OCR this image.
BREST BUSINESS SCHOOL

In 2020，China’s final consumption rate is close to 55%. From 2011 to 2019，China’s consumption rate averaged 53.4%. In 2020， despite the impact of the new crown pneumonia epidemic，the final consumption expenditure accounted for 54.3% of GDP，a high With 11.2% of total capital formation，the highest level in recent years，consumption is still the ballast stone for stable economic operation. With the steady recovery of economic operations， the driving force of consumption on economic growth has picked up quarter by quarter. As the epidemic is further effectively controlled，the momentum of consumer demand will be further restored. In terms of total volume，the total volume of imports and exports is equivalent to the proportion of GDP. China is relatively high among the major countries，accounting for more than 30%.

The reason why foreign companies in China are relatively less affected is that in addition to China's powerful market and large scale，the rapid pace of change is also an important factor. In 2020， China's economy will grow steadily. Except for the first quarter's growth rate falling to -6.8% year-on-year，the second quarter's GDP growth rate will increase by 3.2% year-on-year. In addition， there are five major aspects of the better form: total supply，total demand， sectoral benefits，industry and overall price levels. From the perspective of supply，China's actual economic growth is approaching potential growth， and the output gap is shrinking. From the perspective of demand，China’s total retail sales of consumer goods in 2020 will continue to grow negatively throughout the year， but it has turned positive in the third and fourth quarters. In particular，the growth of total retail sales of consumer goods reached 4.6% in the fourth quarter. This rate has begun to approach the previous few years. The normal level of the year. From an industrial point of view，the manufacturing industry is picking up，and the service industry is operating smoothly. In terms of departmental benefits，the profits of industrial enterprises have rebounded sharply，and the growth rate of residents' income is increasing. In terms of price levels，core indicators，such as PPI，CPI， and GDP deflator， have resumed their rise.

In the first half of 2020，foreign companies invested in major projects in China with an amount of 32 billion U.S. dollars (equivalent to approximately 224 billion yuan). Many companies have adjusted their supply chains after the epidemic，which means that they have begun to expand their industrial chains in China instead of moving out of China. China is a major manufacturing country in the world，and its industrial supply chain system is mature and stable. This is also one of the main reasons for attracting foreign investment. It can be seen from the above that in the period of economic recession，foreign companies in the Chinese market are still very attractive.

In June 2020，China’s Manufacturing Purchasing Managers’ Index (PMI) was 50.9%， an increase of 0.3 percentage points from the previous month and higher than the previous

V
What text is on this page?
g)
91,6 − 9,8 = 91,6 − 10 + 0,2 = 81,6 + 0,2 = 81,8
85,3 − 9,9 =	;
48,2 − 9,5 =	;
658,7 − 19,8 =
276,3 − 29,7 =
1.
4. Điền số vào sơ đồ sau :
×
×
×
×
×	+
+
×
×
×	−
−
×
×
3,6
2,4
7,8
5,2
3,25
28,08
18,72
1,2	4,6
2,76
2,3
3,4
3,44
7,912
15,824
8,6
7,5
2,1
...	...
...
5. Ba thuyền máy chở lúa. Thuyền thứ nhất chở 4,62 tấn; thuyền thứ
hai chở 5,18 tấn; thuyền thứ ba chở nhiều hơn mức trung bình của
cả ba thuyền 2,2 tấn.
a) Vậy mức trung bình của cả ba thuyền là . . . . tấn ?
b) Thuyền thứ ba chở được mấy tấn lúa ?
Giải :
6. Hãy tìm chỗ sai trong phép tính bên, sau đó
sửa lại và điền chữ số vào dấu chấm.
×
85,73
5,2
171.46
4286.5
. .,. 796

......

**WHAT IS NEEDED:** Copy out all of the lines above exactly.

**OUTPUT BELOW:**
OCR this image.
BREST BUSINESS SCHOOL

In 2020，China’s final consumption rate is close to 55%. From 2011 to 2019，China’s consumption rate averaged 53.4%. In 2020， despite the impact of the new crown pneumonia epidemic，the final consumption expenditure accounted for 54.3% of GDP，a high With 11.2% of total capital formation，the highest level in recent years，consumption is still the ballast stone for stable economic operation. With the steady recovery of economic operations， the driving force of consumption on economic growth has picked up quarter by quarter. As the epidemic is further effectively controlled，the momentum of consumer demand will be further restored. In terms of total volume，the total volume of imports and exports is equivalent to the proportion of GDP. China is relatively high among the major countries，accounting for more than 30%.

The reason why foreign companies in China are relatively less affected is that in addition to China's powerful market and large scale，the rapid pace of change is also an important factor. In 2020， China's economy will grow steadily. Except for the first quarter's growth rate falling to -6.8% year-on-year，the second quarter's GDP growth rate will increase by 3.2% year-on-year. In addition， there are five major aspects of the better form: total supply，total demand， sectoral benefits，industry and overall price levels. From the perspective of supply，China's actual economic growth is approaching potential growth， and the output gap is shrinking. From the perspective of demand，China’s total retail sales of consumer goods in 2020 will continue to grow negatively throughout the year， but it has turned positive in the third and fourth quarters. In particular，the growth of total retail sales of consumer goods reached 4.6% in the fourth quarter. This rate has begun to approach the previous few years. The normal level of the year. From an industrial point of view，the manufacturing industry is picking up，and the service industry is operating smoothly. In terms of departmental benefits，the profits of industrial enterprises have rebounded sharply，and the growth rate of residents' income is increasing. In terms of price levels，core indicators，such as PPI，CPI， and GDP deflator， have resumed their rise.

In the first half of 2020，foreign companies invested in major projects in China with an amount of 32 billion U.S. dollars (equivalent to approximately 224 billion yuan). Many companies have adjusted their supply chains after the epidemic，which means that they have begun to expand their industrial chains in China instead of moving out of China. China is a major manufacturing country in the world，and its industrial supply chain system is mature and stable. This is also one of the main reasons for attracting foreign investment. It can be seen from the above that in the period of economic recession，foreign companies in the Chinese market are still very attractive.

In June 2020，China’s Manufacturing Purchasing Managers’ Index (PMI) was 50.9%， an increase of 0.3 percentage points from the previous month and higher than the previous

V
What text is on this page?
g)
91,6 − 9,8 = 91,6 − 10 + 0,2 = 81,6 + 0,2 = 81,8
85,3 − 9,9 =	;
48,2 − 9,5 =	;
658,7 − 19,8 =
276,3 − 29,7 =
1.
4. Điền số vào sơ đồ sau :
×
×
×
×
×	+
+
×
×
×	−
−
×
×
3,6
2,4
7,8
5,2
3,25
28,08
18,72
1,2	4,6
2,76
2,3
3,4
3,44
7,912
15,824
8,6
7,5
2,1
...	...
...
5. Ba thuyền máy chở lúa. Thuyền thứ nhất chở 4,62 tấn; thuyền thứ
hai chở 5,18 tấn; thuyền thứ ba chở nhiều hơn mức trung bình của
cả ba thuyền 2,2 tấn.
a) Vậy mức trung bình của cả ba thuyền là . . . . tấn ?
b) Thuyền thứ ba chở được mấy tấn lúa ?
Giải :
6. Hãy tìm chỗ sai trong phép tính bên, sau đó
sửa lại và điền chữ số vào dấu chấm.
×
85,73
5,2
171.46
4286.5
. .,. 796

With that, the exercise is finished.